◆ Extracted data:
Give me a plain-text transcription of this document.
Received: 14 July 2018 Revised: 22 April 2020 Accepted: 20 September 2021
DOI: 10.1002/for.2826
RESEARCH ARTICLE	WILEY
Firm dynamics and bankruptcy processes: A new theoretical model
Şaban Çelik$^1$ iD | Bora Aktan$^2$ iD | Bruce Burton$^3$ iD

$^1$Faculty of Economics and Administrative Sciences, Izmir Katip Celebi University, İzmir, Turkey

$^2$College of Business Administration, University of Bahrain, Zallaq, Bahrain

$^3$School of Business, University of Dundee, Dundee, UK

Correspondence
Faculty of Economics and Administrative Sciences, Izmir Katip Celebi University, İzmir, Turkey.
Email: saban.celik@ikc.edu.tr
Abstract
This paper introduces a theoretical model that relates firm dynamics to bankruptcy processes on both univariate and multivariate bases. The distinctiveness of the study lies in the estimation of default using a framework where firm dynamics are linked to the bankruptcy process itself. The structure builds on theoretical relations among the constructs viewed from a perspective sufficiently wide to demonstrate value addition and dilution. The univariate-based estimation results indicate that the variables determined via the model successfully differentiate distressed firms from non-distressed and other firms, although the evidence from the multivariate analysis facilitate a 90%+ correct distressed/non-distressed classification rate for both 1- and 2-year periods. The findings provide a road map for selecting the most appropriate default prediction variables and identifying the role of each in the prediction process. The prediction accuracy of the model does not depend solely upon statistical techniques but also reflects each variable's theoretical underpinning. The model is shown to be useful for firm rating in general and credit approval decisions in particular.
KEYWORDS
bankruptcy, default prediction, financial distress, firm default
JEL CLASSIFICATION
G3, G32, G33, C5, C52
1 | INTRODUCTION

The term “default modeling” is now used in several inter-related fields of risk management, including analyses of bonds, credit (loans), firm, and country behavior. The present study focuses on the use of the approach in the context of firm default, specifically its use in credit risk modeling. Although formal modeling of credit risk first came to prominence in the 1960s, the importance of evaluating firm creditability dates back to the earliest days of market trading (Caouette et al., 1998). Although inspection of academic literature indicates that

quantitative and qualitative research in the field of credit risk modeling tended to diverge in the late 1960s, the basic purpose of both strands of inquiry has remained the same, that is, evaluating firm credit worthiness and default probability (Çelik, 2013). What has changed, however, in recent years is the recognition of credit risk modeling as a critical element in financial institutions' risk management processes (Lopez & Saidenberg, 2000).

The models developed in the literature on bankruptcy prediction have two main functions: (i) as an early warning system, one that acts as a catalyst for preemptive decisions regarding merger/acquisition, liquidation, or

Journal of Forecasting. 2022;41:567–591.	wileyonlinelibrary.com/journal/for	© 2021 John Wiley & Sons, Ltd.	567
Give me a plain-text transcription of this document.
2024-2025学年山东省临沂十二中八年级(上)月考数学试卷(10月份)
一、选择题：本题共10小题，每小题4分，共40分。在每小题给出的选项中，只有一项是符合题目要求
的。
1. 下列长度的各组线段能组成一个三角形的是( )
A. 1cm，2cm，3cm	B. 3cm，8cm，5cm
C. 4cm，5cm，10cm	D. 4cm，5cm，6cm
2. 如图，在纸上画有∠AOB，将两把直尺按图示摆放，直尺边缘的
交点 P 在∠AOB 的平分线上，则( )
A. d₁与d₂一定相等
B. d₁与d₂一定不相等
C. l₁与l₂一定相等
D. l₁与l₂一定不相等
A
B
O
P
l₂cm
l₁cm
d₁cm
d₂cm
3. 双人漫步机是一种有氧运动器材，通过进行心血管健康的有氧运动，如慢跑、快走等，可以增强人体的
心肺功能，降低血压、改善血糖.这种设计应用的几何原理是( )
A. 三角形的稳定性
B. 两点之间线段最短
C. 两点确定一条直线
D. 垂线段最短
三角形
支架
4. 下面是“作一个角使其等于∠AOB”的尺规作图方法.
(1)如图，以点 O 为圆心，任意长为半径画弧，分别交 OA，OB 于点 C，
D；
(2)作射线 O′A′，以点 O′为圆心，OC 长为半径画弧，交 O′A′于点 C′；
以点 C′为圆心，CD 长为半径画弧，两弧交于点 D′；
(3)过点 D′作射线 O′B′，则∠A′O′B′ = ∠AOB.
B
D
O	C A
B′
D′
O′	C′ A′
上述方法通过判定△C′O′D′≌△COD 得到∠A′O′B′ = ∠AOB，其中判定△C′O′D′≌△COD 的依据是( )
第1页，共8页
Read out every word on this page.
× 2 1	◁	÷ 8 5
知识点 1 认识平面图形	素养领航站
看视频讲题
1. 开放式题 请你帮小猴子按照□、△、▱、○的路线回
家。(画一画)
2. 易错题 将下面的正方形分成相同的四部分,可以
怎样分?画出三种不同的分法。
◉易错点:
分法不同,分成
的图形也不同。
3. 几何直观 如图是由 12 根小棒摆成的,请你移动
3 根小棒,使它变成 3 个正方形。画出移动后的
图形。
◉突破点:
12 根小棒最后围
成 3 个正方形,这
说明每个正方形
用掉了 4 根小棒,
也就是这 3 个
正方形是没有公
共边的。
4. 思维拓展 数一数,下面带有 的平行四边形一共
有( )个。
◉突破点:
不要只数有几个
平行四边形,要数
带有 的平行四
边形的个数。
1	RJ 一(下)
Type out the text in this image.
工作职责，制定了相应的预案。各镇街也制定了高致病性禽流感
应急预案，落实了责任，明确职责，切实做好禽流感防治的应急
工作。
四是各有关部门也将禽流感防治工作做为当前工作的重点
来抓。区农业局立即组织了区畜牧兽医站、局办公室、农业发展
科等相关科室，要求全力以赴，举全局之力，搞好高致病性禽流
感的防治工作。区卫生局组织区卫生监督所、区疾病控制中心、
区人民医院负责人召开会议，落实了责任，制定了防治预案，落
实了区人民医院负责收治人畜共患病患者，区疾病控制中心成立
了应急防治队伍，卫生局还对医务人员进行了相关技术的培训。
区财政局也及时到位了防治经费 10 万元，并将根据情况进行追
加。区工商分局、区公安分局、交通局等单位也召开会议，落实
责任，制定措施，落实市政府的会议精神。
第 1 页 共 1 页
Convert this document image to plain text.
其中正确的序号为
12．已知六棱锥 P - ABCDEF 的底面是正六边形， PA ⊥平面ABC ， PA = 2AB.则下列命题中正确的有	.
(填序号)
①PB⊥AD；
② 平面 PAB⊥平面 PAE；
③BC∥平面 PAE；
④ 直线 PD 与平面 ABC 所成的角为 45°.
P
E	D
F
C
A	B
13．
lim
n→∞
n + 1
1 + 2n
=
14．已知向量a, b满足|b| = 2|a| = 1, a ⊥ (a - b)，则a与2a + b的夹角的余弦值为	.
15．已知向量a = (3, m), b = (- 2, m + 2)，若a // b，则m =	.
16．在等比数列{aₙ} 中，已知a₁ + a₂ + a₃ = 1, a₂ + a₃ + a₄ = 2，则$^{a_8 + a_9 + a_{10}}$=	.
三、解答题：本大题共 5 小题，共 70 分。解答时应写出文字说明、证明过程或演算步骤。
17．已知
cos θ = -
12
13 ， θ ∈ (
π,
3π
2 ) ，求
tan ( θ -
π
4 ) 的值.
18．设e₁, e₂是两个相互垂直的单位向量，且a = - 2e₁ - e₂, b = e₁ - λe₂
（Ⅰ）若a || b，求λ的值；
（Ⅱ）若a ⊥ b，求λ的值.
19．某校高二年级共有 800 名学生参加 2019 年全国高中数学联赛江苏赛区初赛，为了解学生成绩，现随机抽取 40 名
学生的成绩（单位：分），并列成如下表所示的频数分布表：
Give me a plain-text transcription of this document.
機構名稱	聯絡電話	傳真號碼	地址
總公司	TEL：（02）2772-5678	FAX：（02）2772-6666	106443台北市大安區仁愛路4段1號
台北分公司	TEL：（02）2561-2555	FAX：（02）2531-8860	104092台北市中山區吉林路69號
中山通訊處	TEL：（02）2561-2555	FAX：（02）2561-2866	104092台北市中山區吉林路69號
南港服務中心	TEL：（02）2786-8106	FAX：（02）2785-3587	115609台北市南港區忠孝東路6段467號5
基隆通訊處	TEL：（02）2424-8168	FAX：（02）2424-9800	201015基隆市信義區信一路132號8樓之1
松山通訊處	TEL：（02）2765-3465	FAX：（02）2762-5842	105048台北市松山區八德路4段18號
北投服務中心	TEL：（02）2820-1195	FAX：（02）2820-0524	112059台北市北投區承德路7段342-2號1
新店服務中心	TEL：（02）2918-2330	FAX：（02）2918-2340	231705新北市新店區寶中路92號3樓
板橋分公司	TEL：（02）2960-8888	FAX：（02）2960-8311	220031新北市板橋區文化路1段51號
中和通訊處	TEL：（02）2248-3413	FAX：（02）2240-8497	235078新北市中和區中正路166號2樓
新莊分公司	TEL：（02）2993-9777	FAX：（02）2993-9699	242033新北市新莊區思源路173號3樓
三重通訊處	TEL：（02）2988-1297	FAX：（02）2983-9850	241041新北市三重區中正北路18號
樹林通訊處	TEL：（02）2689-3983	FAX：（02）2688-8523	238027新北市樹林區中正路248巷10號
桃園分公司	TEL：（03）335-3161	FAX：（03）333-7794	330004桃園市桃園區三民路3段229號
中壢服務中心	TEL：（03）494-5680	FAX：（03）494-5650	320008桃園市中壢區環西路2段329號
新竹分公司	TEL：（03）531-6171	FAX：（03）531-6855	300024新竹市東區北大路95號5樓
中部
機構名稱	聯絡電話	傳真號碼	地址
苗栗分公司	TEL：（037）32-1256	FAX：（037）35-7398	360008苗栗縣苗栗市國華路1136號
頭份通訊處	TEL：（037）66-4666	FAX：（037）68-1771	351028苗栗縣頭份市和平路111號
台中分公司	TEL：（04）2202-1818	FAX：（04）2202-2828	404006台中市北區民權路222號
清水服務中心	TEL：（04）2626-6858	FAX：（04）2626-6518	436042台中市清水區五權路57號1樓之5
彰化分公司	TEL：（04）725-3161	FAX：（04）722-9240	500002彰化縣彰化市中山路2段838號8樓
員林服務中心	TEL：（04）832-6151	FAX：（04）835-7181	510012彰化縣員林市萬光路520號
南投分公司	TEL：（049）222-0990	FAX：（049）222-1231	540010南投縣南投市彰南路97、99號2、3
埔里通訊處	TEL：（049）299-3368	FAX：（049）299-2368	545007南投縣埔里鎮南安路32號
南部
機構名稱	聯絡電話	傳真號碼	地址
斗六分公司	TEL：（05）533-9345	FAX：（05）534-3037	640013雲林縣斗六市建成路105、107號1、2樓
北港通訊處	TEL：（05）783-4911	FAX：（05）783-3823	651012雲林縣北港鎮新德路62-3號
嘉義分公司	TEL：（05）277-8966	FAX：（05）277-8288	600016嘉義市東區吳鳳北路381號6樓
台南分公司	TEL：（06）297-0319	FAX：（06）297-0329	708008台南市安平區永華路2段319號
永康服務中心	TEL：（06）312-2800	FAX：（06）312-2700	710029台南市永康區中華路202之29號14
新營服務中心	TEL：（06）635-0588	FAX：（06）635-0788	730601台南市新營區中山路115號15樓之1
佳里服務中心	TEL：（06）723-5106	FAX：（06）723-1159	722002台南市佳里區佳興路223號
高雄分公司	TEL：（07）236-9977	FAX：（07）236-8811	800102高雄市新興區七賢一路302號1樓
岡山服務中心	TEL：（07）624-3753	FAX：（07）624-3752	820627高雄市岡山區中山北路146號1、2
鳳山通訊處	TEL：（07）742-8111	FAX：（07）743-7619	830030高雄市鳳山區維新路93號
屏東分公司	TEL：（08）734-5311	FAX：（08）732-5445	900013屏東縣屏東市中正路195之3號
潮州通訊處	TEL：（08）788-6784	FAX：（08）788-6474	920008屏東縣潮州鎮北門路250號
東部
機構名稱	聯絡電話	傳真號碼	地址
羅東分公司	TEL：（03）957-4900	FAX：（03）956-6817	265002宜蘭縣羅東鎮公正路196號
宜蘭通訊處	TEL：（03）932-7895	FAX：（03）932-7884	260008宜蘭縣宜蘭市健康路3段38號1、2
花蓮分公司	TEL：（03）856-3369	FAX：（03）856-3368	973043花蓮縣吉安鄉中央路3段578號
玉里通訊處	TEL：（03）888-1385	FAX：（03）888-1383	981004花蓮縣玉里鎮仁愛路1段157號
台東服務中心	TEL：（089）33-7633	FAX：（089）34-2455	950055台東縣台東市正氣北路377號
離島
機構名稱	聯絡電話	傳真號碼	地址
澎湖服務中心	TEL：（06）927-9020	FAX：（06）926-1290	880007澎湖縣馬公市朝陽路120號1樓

◆ Stated problem: State the number of lines holding the word "İzmir" in the listing. Add nothing else.

◆ Answer below: 2